Request:
Bring together all lines of the material below that contain the string "text".

The data:
----------
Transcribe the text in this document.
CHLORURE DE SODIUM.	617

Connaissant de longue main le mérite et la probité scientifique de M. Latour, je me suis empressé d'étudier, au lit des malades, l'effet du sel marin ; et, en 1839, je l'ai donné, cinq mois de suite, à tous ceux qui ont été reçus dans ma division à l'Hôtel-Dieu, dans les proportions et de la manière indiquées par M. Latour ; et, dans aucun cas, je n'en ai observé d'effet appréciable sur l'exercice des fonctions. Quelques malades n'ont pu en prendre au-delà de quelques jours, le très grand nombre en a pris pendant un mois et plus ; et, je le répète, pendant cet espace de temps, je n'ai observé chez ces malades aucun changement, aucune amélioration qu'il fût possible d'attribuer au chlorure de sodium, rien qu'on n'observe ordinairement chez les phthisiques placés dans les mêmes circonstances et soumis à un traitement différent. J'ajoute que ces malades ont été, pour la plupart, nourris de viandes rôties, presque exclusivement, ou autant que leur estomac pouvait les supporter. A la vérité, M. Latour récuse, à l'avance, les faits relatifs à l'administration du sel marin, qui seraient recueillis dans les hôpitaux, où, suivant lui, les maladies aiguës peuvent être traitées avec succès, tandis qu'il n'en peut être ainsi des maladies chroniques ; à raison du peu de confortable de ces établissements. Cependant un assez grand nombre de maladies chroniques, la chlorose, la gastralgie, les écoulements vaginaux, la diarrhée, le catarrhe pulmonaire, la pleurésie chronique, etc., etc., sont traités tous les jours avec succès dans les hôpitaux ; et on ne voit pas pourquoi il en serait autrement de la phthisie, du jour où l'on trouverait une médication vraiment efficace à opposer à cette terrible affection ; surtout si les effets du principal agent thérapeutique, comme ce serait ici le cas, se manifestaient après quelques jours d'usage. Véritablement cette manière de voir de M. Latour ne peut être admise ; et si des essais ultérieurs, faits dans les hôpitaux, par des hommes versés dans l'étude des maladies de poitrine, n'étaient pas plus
----------
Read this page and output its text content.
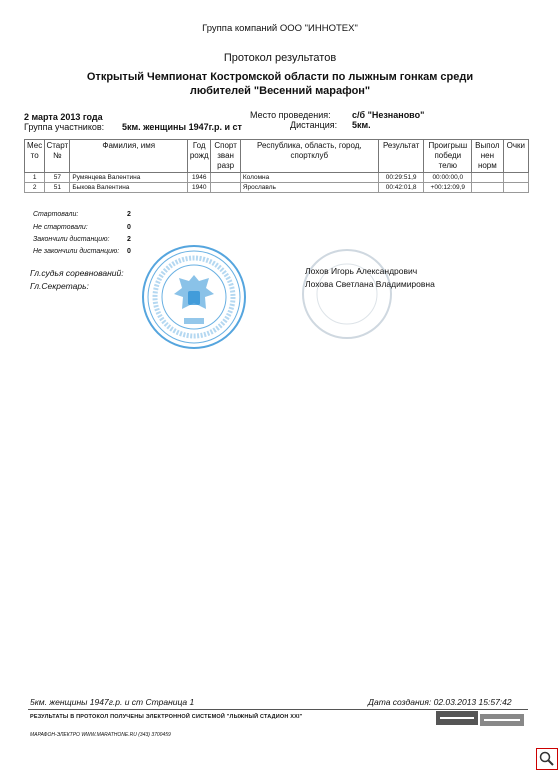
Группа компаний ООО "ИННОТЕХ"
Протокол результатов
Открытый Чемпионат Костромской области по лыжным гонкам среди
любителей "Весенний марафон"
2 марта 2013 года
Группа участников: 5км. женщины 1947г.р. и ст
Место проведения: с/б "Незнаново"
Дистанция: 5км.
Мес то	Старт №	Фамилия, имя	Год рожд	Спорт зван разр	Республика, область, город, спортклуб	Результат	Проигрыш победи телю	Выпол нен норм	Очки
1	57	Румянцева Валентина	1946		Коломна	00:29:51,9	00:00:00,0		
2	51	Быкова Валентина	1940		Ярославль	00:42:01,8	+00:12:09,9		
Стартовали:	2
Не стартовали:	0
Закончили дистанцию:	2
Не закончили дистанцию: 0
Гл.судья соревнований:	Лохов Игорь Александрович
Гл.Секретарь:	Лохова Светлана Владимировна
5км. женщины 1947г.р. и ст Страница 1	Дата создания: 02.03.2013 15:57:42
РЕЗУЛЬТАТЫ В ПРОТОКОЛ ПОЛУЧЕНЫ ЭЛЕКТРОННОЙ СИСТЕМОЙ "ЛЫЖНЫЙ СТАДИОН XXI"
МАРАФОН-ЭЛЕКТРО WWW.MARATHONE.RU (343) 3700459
----------
Response to the exercise:
Transcribe the text in this document.
Read this page and output its text content.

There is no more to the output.